## EXERCISE DIRECTIONS:
Repeat the material below word for word and leave out all pictures.
■ ■ ■ ■ ■ ■ ■
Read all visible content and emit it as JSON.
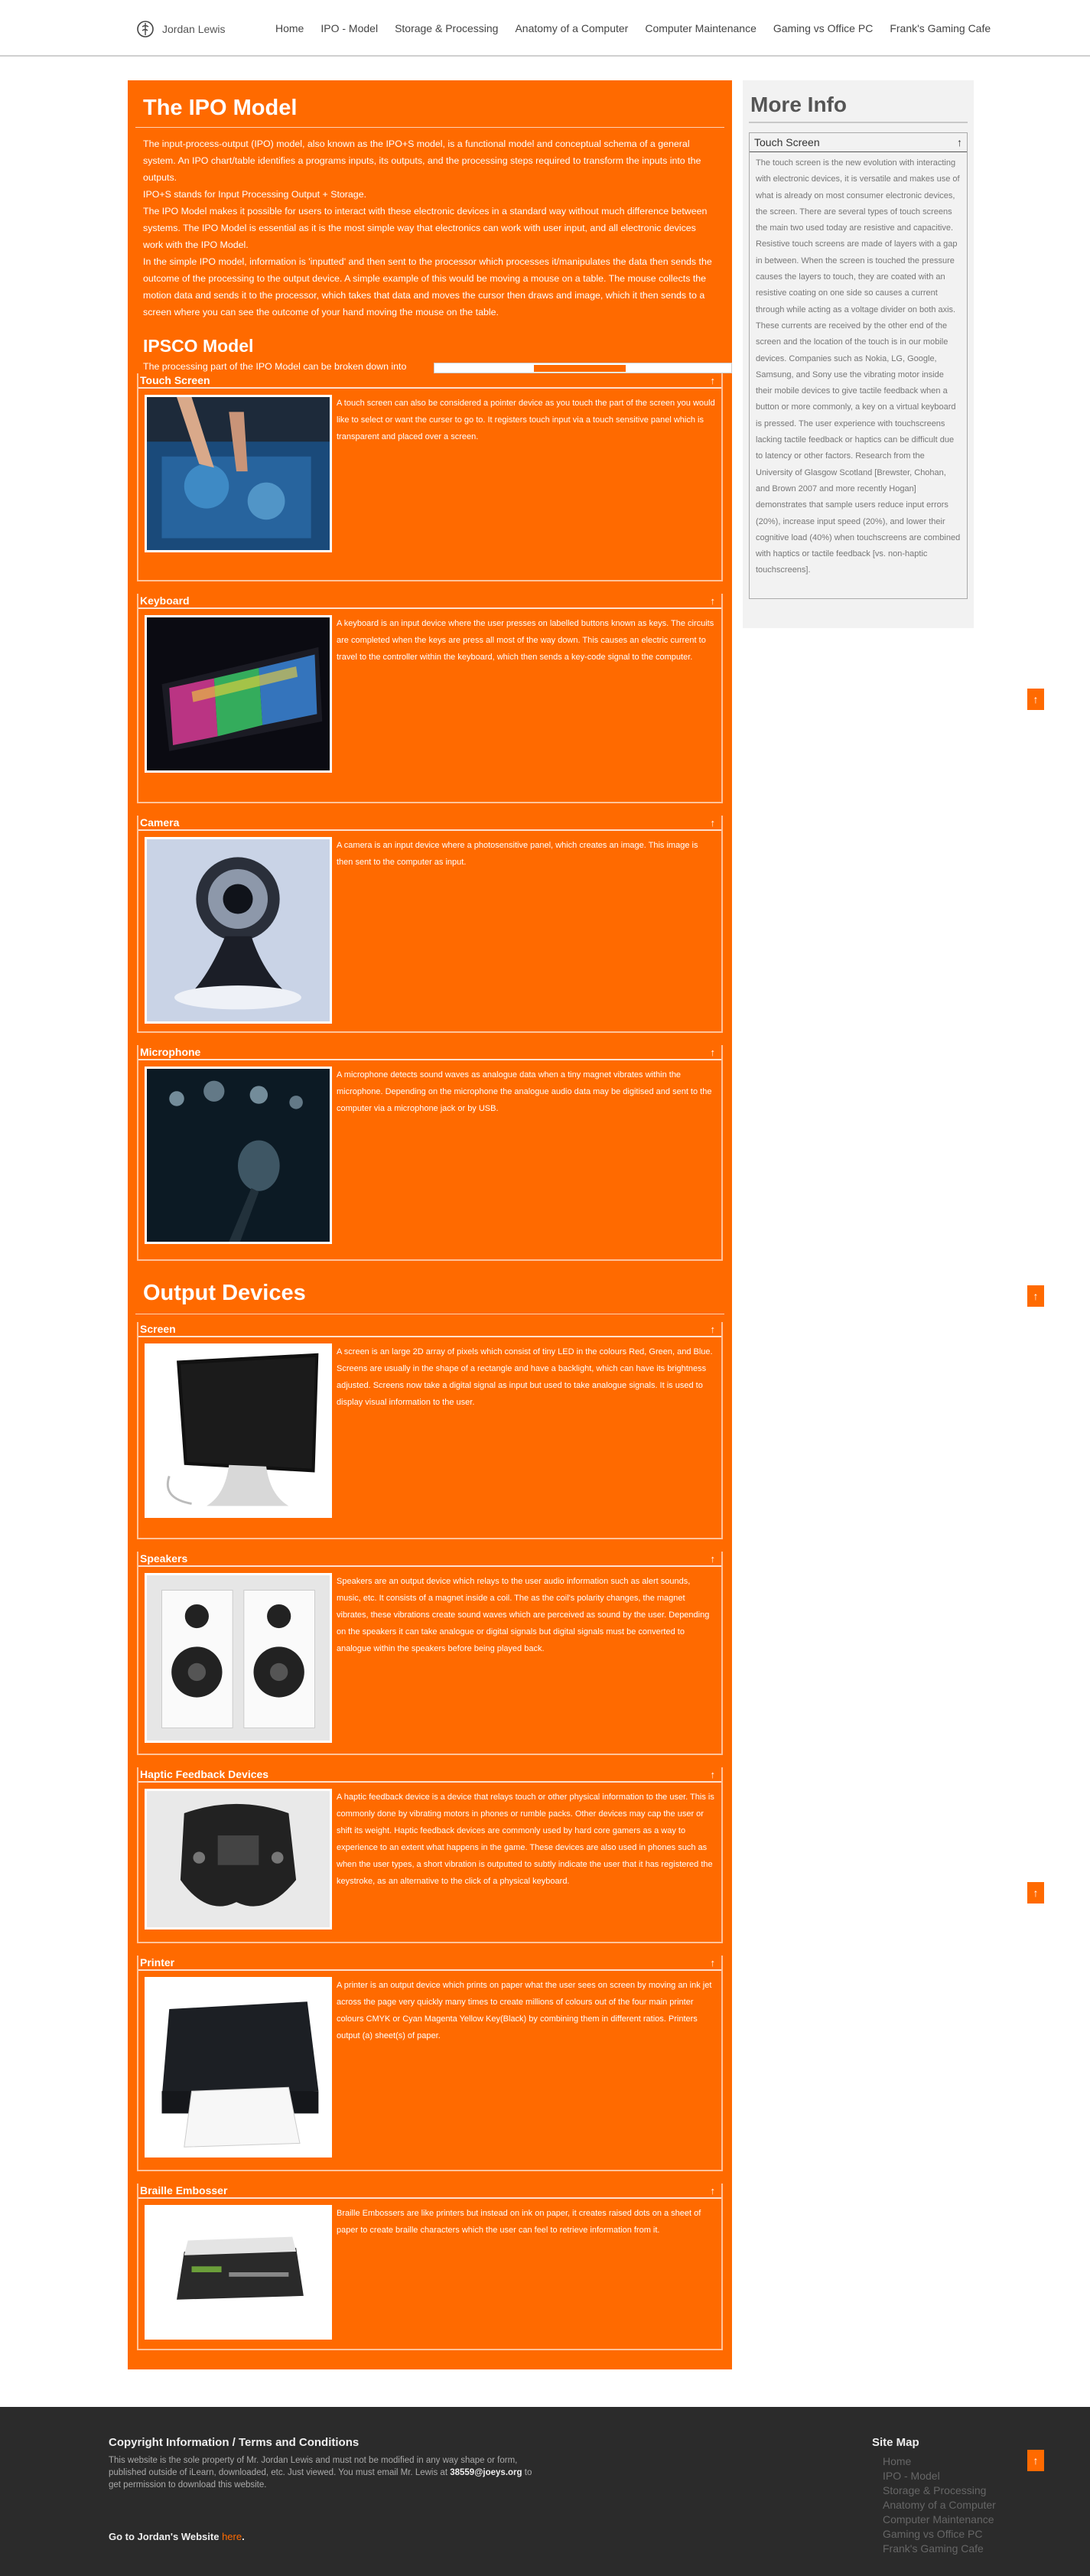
{
  "header": {
    "logo_text": "Jordan Lewis",
    "nav": [
      "Home",
      "IPO - Model",
      "Storage & Processing",
      "Anatomy of a Computer",
      "Computer Maintenance",
      "Gaming vs Office PC",
      "Frank's Gaming Cafe"
    ]
  },
  "main": {
    "title": "The IPO Model",
    "intro": [
      "The input-process-output (IPO) model, also known as the IPO+S model, is a functional model and conceptual schema of a general system. An IPO chart/table identifies a programs inputs, its outputs, and the processing steps required to transform the inputs into the outputs.",
      "IPO+S stands for Input Processing Output + Storage.",
      "The IPO Model makes it possible for users to interact with these electronic devices in a standard way without much difference between systems. The IPO Model is essential as it is the most simple way that electronics can work with user input, and all electronic devices work with the IPO Model.",
      "In the simple IPO model, information is 'inputted' and then sent to the processor which processes it/manipulates the data then sends the outcome of the processing to the output device. A simple example of this would be moving a mouse on a table. The mouse collects the motion data and sends it to the processor, which takes that data and moves the cursor then draws and image, which it then sends to a screen where you can see the outcome of your hand moving the mouse on the table."
    ],
    "ipsco_title": "IPSCO Model",
    "ipsco_text": "The processing part of the IPO Model can be broken down into",
    "input_sections": [
      {
        "title": "Touch Screen",
        "text": "A touch screen can also be considered a pointer device as you touch the part of the screen you would like to select or want the curser to go to. It registers touch input via a touch sensitive panel which is transparent and placed over a screen."
      },
      {
        "title": "Keyboard",
        "text": "A keyboard is an input device where the user presses on labelled buttons known as keys. The circuits are completed when the keys are press all most of the way down. This causes an electric current to travel to the controller within the keyboard, which then sends a key-code signal to the computer."
      },
      {
        "title": "Camera",
        "text": "A camera is an input device where a photosensitive panel, which creates an image. This image is then sent to the computer as input."
      },
      {
        "title": "Microphone",
        "text": "A microphone detects sound waves as analogue data when a tiny magnet vibrates within the microphone. Depending on the microphone the analogue audio data may be digitised and sent to the computer via a microphone jack or by USB."
      }
    ],
    "output_title": "Output Devices",
    "output_sections": [
      {
        "title": "Screen",
        "text": "A screen is an large 2D array of pixels which consist of tiny LED in the colours Red, Green, and Blue. Screens are usually in the shape of a rectangle and have a backlight, which can have its brightness adjusted. Screens now take a digital signal as input but used to take analogue signals. It is used to display visual information to the user."
      },
      {
        "title": "Speakers",
        "text": "Speakers are an output device which relays to the user audio information such as alert sounds, music, etc. It consists of a magnet inside a coil. The as the coil's polarity changes, the magnet vibrates, these vibrations create sound waves which are perceived as sound by the user. Depending on the speakers it can take analogue or digital signals but digital signals must be converted to analogue within the speakers before being played back."
      },
      {
        "title": "Haptic Feedback Devices",
        "text": "A haptic feedback device is a device that relays touch or other physical information to the user. This is commonly done by vibrating motors in phones or rumble packs. Other devices may cap the user or shift its weight. Haptic feedback devices are commonly used by hard core gamers as a way to experience to an extent what happens in the game. These devices are also used in phones such as when the user types, a short vibration is outputted to subtly indicate the user that it has registered the keystroke, as an alternative to the click of a physical keyboard."
      },
      {
        "title": "Printer",
        "text": "A printer is an output device which prints on paper what the user sees on screen by moving an ink jet across the page very quickly many times to create millions of colours out of the four main printer colours CMYK or Cyan Magenta Yellow Key(Black) by combining them in different ratios. Printers output (a) sheet(s) of paper."
      },
      {
        "title": "Braille Embosser",
        "text": "Braille Embossers are like printers but instead on ink on paper, it creates raised dots on a sheet of paper to create braille characters which the user can feel to retrieve information from it."
      }
    ],
    "arrow_glyph": "↑"
  },
  "side": {
    "title": "More Info",
    "box_title": "Touch Screen",
    "box_text": "The touch screen is the new evolution with interacting with electronic devices, it is versatile and makes use of what is already on most consumer electronic devices, the screen. There are several types of touch screens the main two used today are resistive and capacitive. Resistive touch screens are made of layers with a gap in between. When the screen is touched the pressure causes the layers to touch, they are coated with an resistive coating on one side so causes a current through while acting as a voltage divider on both axis. These currents are received by the other end of the screen and the location of the touch is in our mobile devices. Companies such as Nokia, LG, Google, Samsung, and Sony use the vibrating motor inside their mobile devices to give tactile feedback when a button or more commonly, a key on a virtual keyboard is pressed. The user experience with touchscreens lacking tactile feedback or haptics can be difficult due to latency or other factors. Research from the University of Glasgow Scotland [Brewster, Chohan, and Brown 2007 and more recently Hogan] demonstrates that sample users reduce input errors (20%), increase input speed (20%), and lower their cognitive load (40%) when touchscreens are combined with haptics or tactile feedback [vs. non-haptic touchscreens]."
  },
  "footer": {
    "copy_title": "Copyright Information / Terms and Conditions",
    "copy_text": "This website is the sole property of Mr. Jordan Lewis and must not be modified in any way shape or form, published outside of iLearn, downloaded, etc. Just viewed. You must email Mr. Lewis at",
    "copy_email": "38559@joeys.org",
    "copy_tail": "to get permission to download this website.",
    "go_label": "Go to Jordan's Website",
    "go_link": "here",
    "sitemap_title": "Site Map",
    "sitemap": [
      "Home",
      "IPO - Model",
      "Storage & Processing",
      "Anatomy of a Computer",
      "Computer Maintenance",
      "Gaming vs Office PC",
      "Frank's Gaming Cafe"
    ]
  },
  "colors": {
    "accent": "#ff6a00",
    "footer_bg": "#2b2b2b",
    "side_bg": "#f2f2f2"
  }
}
■ ■ ■ ■ ■ ■ ■
## THE OUTPUT:
Read all visible content and emit it as JSON.
{
  "header": {
    "logo_text": "Jordan Lewis",
    "nav": [
      "Home",
      "IPO - Model",
      "Storage & Processing",
      "Anatomy of a Computer",
      "Computer Maintenance",
      "Gaming vs Office PC",
      "Frank's Gaming Cafe"
    ]
  },
  "main": {
    "title": "The IPO Model",
    "intro": [
      "The input-process-output (IPO) model, also known as the IPO+S model, is a functional model and conceptual schema of a general system. An IPO chart/table identifies a programs inputs, its outputs, and the processing steps required to transform the inputs into the outputs.",
      "IPO+S stands for Input Processing Output + Storage.",
      "The IPO Model makes it possible for users to interact with these electronic devices in a standard way without much difference between systems. The IPO Model is essential as it is the most simple way that electronics can work with user input, and all electronic devices work with the IPO Model.",
      "In the simple IPO model, information is 'inputted' and then sent to the processor which processes it/manipulates the data then sends the outcome of the processing to the output device. A simple example of this would be moving a mouse on a table. The mouse collects the motion data and sends it to the processor, which takes that data and moves the cursor then draws and image, which it then sends to a screen where you can see the outcome of your hand moving the mouse on the table."
    ],
    "ipsco_title": "IPSCO Model",
    "ipsco_text": "The processing part of the IPO Model can be broken down into",
    "input_sections": [
      {
        "title": "Touch Screen",
        "text": "A touch screen can also be considered a pointer device as you touch the part of the screen you would like to select or want the curser to go to. It registers touch input via a touch sensitive panel which is transparent and placed over a screen."
      },
      {
        "title": "Keyboard",
        "text": "A keyboard is an input device where the user presses on labelled buttons known as keys. The circuits are completed when the keys are press all most of the way down. This causes an electric current to travel to the controller within the keyboard, which then sends a key-code signal to the computer."
      },
      {
        "title": "Camera",
        "text": "A camera is an input device where a photosensitive panel, which creates an image. This image is then sent to the computer as input."
      },
      {
        "title": "Microphone",
        "text": "A microphone detects sound waves as analogue data when a tiny magnet vibrates within the microphone. Depending on the microphone the analogue audio data may be digitised and sent to the computer via a microphone jack or by USB."
      }
    ],
    "output_title": "Output Devices",
    "output_sections": [
      {
        "title": "Screen",
        "text": "A screen is an large 2D array of pixels which consist of tiny LED in the colours Red, Green, and Blue. Screens are usually in the shape of a rectangle and have a backlight, which can have its brightness adjusted. Screens now take a digital signal as input but used to take analogue signals. It is used to display visual information to the user."
      },
      {
        "title": "Speakers",
        "text": "Speakers are an output device which relays to the user audio information such as alert sounds, music, etc. It consists of a magnet inside a coil. The as the coil's polarity changes, the magnet vibrates, these vibrations create sound waves which are perceived as sound by the user. Depending on the speakers it can take analogue or digital signals but digital signals must be converted to analogue within the speakers before being played back."
      },
      {
        "title": "Haptic Feedback Devices",
        "text": "A haptic feedback device is a device that relays touch or other physical information to the user. This is commonly done by vibrating motors in phones or rumble packs. Other devices may cap the user or shift its weight. Haptic feedback devices are commonly used by hard core gamers as a way to experience to an extent what happens in the game. These devices are also used in phones such as when the user types, a short vibration is outputted to subtly indicate the user that it has registered the keystroke, as an alternative to the click of a physical keyboard."
      },
      {
        "title": "Printer",
        "text": "A printer is an output device which prints on paper what the user sees on screen by moving an ink jet across the page very quickly many times to create millions of colours out of the four main printer colours CMYK or Cyan Magenta Yellow Key(Black) by combining them in different ratios. Printers output (a) sheet(s) of paper."
      },
      {
        "title": "Braille Embosser",
        "text": "Braille Embossers are like printers but instead on ink on paper, it creates raised dots on a sheet of paper to create braille characters which the user can feel to retrieve information from it."
      }
    ],
    "arrow_glyph": "↑"
  },
  "side": {
    "title": "More Info",
    "box_title": "Touch Screen",
    "box_text": "The touch screen is the new evolution with interacting with electronic devices, it is versatile and makes use of what is already on most consumer electronic devices, the screen. There are several types of touch screens the main two used today are resistive and capacitive. Resistive touch screens are made of layers with a gap in between. When the screen is touched the pressure causes the layers to touch, they are coated with an resistive coating on one side so causes a current through while acting as a voltage divider on both axis. These currents are received by the other end of the screen and the location of the touch is in our mobile devices. Companies such as Nokia, LG, Google, Samsung, and Sony use the vibrating motor inside their mobile devices to give tactile feedback when a button or more commonly, a key on a virtual keyboard is pressed. The user experience with touchscreens lacking tactile feedback or haptics can be difficult due to latency or other factors. Research from the University of Glasgow Scotland [Brewster, Chohan, and Brown 2007 and more recently Hogan] demonstrates that sample users reduce input errors (20%), increase input speed (20%), and lower their cognitive load (40%) when touchscreens are combined with haptics or tactile feedback [vs. non-haptic touchscreens]."
  },
  "footer": {
    "copy_title": "Copyright Information / Terms and Conditions",
    "copy_text": "This website is the sole property of Mr. Jordan Lewis and must not be modified in any way shape or form, published outside of iLearn, downloaded, etc. Just viewed. You must email Mr. Lewis at",
    "copy_email": "38559@joeys.org",
    "copy_tail": "to get permission to download this website.",
    "go_label": "Go to Jordan's Website",
    "go_link": "here",
    "sitemap_title": "Site Map",
    "sitemap": [
      "Home",
      "IPO - Model",
      "Storage & Processing",
      "Anatomy of a Computer",
      "Computer Maintenance",
      "Gaming vs Office PC",
      "Frank's Gaming Cafe"
    ]
  },
  "colors": {
    "accent": "#ff6a00",
    "footer_bg": "#2b2b2b",
    "side_bg": "#f2f2f2"
  }
}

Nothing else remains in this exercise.